RECORD SET:

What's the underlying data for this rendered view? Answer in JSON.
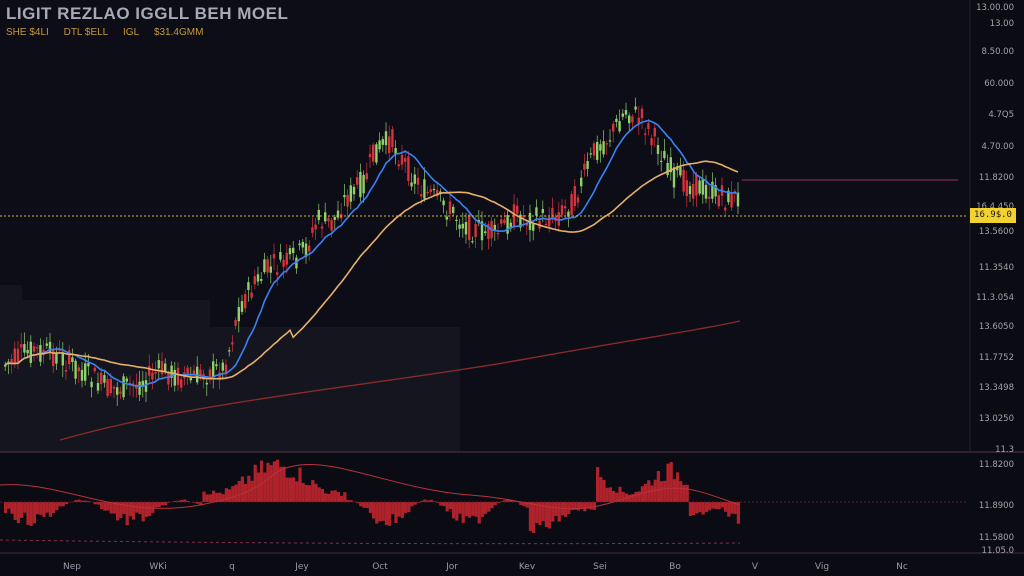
{
  "header": {
    "title": "LIGIT REZLAO IGGLL BEH MOEL",
    "subtitle_parts": [
      "SHE $4LI",
      "DTL $ELL",
      "IGL",
      "$31.4GMM"
    ]
  },
  "price_tag": "16.9$.0",
  "colors": {
    "background": "#0b0b14",
    "up_candle": "#8fd06a",
    "down_candle": "#d8323c",
    "ma_fast": "#3b82f6",
    "ma_slow": "#e8b06a",
    "ma_long": "#8a2a2a",
    "price_line": "#d4b93a",
    "histogram": "#c0262e"
  },
  "chart_data": [
    {
      "type": "candlestick",
      "title": "LIGIT REZLAO IGGLL BEH MOEL",
      "x_tick_labels": [
        "Nep",
        "WKi",
        "q",
        "Jey",
        "Oct",
        "Jor",
        "Kev",
        "Sei",
        "Bo",
        "V",
        "Vig",
        "Nc"
      ],
      "y_tick_labels": [
        "13.00.00",
        "13.00",
        "8.50.00",
        "60.000",
        "4.7Q5",
        "4.70.00",
        "11.8200",
        "16.4.450",
        "13.5600",
        "11.3540",
        "11.3.054",
        "13.6050",
        "11.7752",
        "13.3498",
        "13.0250",
        "11.3"
      ],
      "horizontal_price_line": "16.9$.0",
      "series": [
        {
          "kind": "candles"
        },
        {
          "kind": "moving-average-fast"
        },
        {
          "kind": "moving-average-slow"
        },
        {
          "kind": "moving-average-long"
        }
      ],
      "grid": false
    },
    {
      "type": "histogram",
      "y_tick_labels": [
        "11.8200",
        "11.8900",
        "11.5800",
        "11.05.0"
      ],
      "grid": false
    }
  ]
}
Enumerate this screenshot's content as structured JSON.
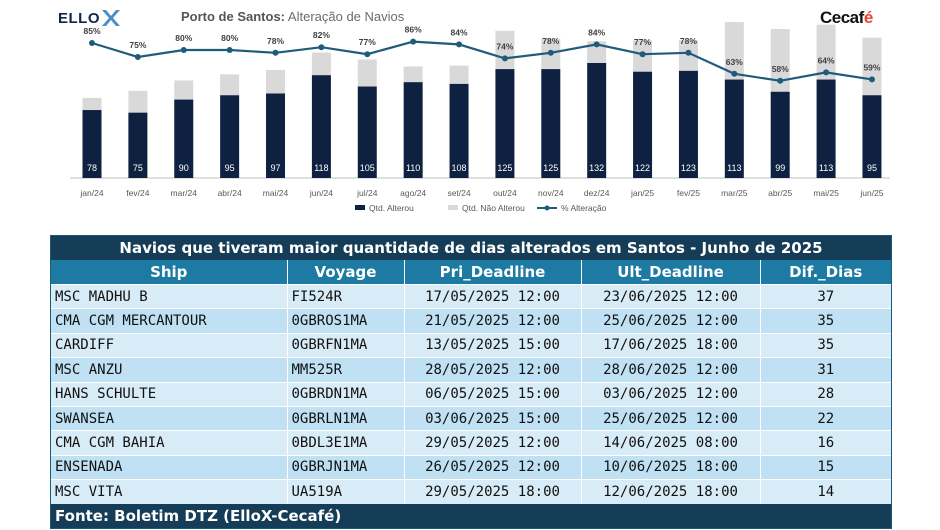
{
  "header": {
    "ellox_logo_text": "ELLO",
    "title_bold": "Porto de Santos:",
    "title_rest": "Alteração de Navios",
    "cecafe_logo_main": "Cecaf",
    "cecafe_logo_accent": "é"
  },
  "colors": {
    "altered": "#0f2141",
    "not_altered": "#d9d9d9",
    "line": "#1f5c7c",
    "table_title_bg": "#163d57",
    "table_header_bg": "#1c7aa3",
    "row_light": "#d7ecf7",
    "row_dark": "#bfe1f3",
    "logo_accent": "#4a90c8"
  },
  "chart_data": {
    "type": "bar",
    "stacked": true,
    "categories": [
      "jan/24",
      "fev/24",
      "mar/24",
      "abr/24",
      "mai/24",
      "jun/24",
      "jul/24",
      "ago/24",
      "set/24",
      "out/24",
      "nov/24",
      "dez/24",
      "jan/25",
      "fev/25",
      "mar/25",
      "abr/25",
      "mai/25",
      "jun/25"
    ],
    "series": [
      {
        "name": "Qtd. Alterou",
        "type": "bar",
        "values": [
          78,
          75,
          90,
          95,
          97,
          118,
          105,
          110,
          108,
          125,
          125,
          132,
          122,
          123,
          113,
          99,
          113,
          95
        ]
      },
      {
        "name": "Qtd. Não Alterou",
        "type": "bar",
        "values": [
          14,
          25,
          22,
          24,
          27,
          26,
          31,
          18,
          21,
          44,
          35,
          25,
          36,
          35,
          66,
          72,
          63,
          66
        ]
      },
      {
        "name": "% Alteração",
        "type": "line",
        "unit": "%",
        "values": [
          85,
          75,
          80,
          80,
          78,
          82,
          77,
          86,
          84,
          74,
          78,
          84,
          77,
          78,
          63,
          58,
          64,
          59
        ]
      }
    ],
    "bar_ylim": [
      0,
      200
    ],
    "line_ylim": [
      0,
      100
    ],
    "legend_position": "bottom",
    "grid": false
  },
  "table": {
    "title": "Navios que tiveram maior quantidade de dias alterados em Santos - Junho de 2025",
    "columns": [
      "Ship",
      "Voyage",
      "Pri_Deadline",
      "Ult_Deadline",
      "Dif._Dias"
    ],
    "rows": [
      [
        "MSC MADHU B",
        "FI524R",
        "17/05/2025 12:00",
        "23/06/2025 12:00",
        "37"
      ],
      [
        "CMA CGM MERCANTOUR",
        "0GBROS1MA",
        "21/05/2025 12:00",
        "25/06/2025 12:00",
        "35"
      ],
      [
        "CARDIFF",
        "0GBRFN1MA",
        "13/05/2025 15:00",
        "17/06/2025 18:00",
        "35"
      ],
      [
        "MSC ANZU",
        "MM525R",
        "28/05/2025 12:00",
        "28/06/2025 12:00",
        "31"
      ],
      [
        "HANS SCHULTE",
        "0GBRDN1MA",
        "06/05/2025 15:00",
        "03/06/2025 12:00",
        "28"
      ],
      [
        "SWANSEA",
        "0GBRLN1MA",
        "03/06/2025 15:00",
        "25/06/2025 12:00",
        "22"
      ],
      [
        "CMA CGM BAHIA",
        "0BDL3E1MA",
        "29/05/2025 12:00",
        "14/06/2025 08:00",
        "16"
      ],
      [
        "ENSENADA",
        "0GBRJN1MA",
        "26/05/2025 12:00",
        "10/06/2025 18:00",
        "15"
      ],
      [
        "MSC VITA",
        "UA519A",
        "29/05/2025 18:00",
        "12/06/2025 18:00",
        "14"
      ]
    ],
    "footer": "Fonte: Boletim DTZ (ElloX-Cecafé)"
  }
}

REQUIRED TASK: Write out again every line above exactly as given; the pictures do not belong in the copy.

FULL SOLUTION:
What's the underlying data for this rendered view? Answer in JSON.
{
  "header": {
    "title": "LIGIT REZLAO IGGLL BEH MOEL",
    "subtitle_parts": [
      "SHE $4LI",
      "DTL $ELL",
      "IGL",
      "$31.4GMM"
    ]
  },
  "price_tag": "16.9$.0",
  "colors": {
    "background": "#0b0b14",
    "up_candle": "#8fd06a",
    "down_candle": "#d8323c",
    "ma_fast": "#3b82f6",
    "ma_slow": "#e8b06a",
    "ma_long": "#8a2a2a",
    "price_line": "#d4b93a",
    "histogram": "#c0262e"
  },
  "chart_data": [
    {
      "type": "candlestick",
      "title": "LIGIT REZLAO IGGLL BEH MOEL",
      "x_tick_labels": [
        "Nep",
        "WKi",
        "q",
        "Jey",
        "Oct",
        "Jor",
        "Kev",
        "Sei",
        "Bo",
        "V",
        "Vig",
        "Nc"
      ],
      "y_tick_labels": [
        "13.00.00",
        "13.00",
        "8.50.00",
        "60.000",
        "4.7Q5",
        "4.70.00",
        "11.8200",
        "16.4.450",
        "13.5600",
        "11.3540",
        "11.3.054",
        "13.6050",
        "11.7752",
        "13.3498",
        "13.0250",
        "11.3"
      ],
      "horizontal_price_line": "16.9$.0",
      "series": [
        {
          "kind": "candles"
        },
        {
          "kind": "moving-average-fast"
        },
        {
          "kind": "moving-average-slow"
        },
        {
          "kind": "moving-average-long"
        }
      ],
      "grid": false
    },
    {
      "type": "histogram",
      "y_tick_labels": [
        "11.8200",
        "11.8900",
        "11.5800",
        "11.05.0"
      ],
      "grid": false
    }
  ]
}
Enumerate this screenshot's content as structured JSON.
{
  "header": {
    "ellox_logo_text": "ELLO",
    "title_bold": "Porto de Santos:",
    "title_rest": "Alteração de Navios",
    "cecafe_logo_main": "Cecaf",
    "cecafe_logo_accent": "é"
  },
  "colors": {
    "altered": "#0f2141",
    "not_altered": "#d9d9d9",
    "line": "#1f5c7c",
    "table_title_bg": "#163d57",
    "table_header_bg": "#1c7aa3",
    "row_light": "#d7ecf7",
    "row_dark": "#bfe1f3",
    "logo_accent": "#4a90c8"
  },
  "chart_data": {
    "type": "bar",
    "stacked": true,
    "categories": [
      "jan/24",
      "fev/24",
      "mar/24",
      "abr/24",
      "mai/24",
      "jun/24",
      "jul/24",
      "ago/24",
      "set/24",
      "out/24",
      "nov/24",
      "dez/24",
      "jan/25",
      "fev/25",
      "mar/25",
      "abr/25",
      "mai/25",
      "jun/25"
    ],
    "series": [
      {
        "name": "Qtd. Alterou",
        "type": "bar",
        "values": [
          78,
          75,
          90,
          95,
          97,
          118,
          105,
          110,
          108,
          125,
          125,
          132,
          122,
          123,
          113,
          99,
          113,
          95
        ]
      },
      {
        "name": "Qtd. Não Alterou",
        "type": "bar",
        "values": [
          14,
          25,
          22,
          24,
          27,
          26,
          31,
          18,
          21,
          44,
          35,
          25,
          36,
          35,
          66,
          72,
          63,
          66
        ]
      },
      {
        "name": "% Alteração",
        "type": "line",
        "unit": "%",
        "values": [
          85,
          75,
          80,
          80,
          78,
          82,
          77,
          86,
          84,
          74,
          78,
          84,
          77,
          78,
          63,
          58,
          64,
          59
        ]
      }
    ],
    "bar_ylim": [
      0,
      200
    ],
    "line_ylim": [
      0,
      100
    ],
    "legend_position": "bottom",
    "grid": false
  },
  "table": {
    "title": "Navios que tiveram maior quantidade de dias alterados em Santos - Junho de 2025",
    "columns": [
      "Ship",
      "Voyage",
      "Pri_Deadline",
      "Ult_Deadline",
      "Dif._Dias"
    ],
    "rows": [
      [
        "MSC MADHU B",
        "FI524R",
        "17/05/2025 12:00",
        "23/06/2025 12:00",
        "37"
      ],
      [
        "CMA CGM MERCANTOUR",
        "0GBROS1MA",
        "21/05/2025 12:00",
        "25/06/2025 12:00",
        "35"
      ],
      [
        "CARDIFF",
        "0GBRFN1MA",
        "13/05/2025 15:00",
        "17/06/2025 18:00",
        "35"
      ],
      [
        "MSC ANZU",
        "MM525R",
        "28/05/2025 12:00",
        "28/06/2025 12:00",
        "31"
      ],
      [
        "HANS SCHULTE",
        "0GBRDN1MA",
        "06/05/2025 15:00",
        "03/06/2025 12:00",
        "28"
      ],
      [
        "SWANSEA",
        "0GBRLN1MA",
        "03/06/2025 15:00",
        "25/06/2025 12:00",
        "22"
      ],
      [
        "CMA CGM BAHIA",
        "0BDL3E1MA",
        "29/05/2025 12:00",
        "14/06/2025 08:00",
        "16"
      ],
      [
        "ENSENADA",
        "0GBRJN1MA",
        "26/05/2025 12:00",
        "10/06/2025 18:00",
        "15"
      ],
      [
        "MSC VITA",
        "UA519A",
        "29/05/2025 18:00",
        "12/06/2025 18:00",
        "14"
      ]
    ],
    "footer": "Fonte: Boletim DTZ (ElloX-Cecafé)"
  }
}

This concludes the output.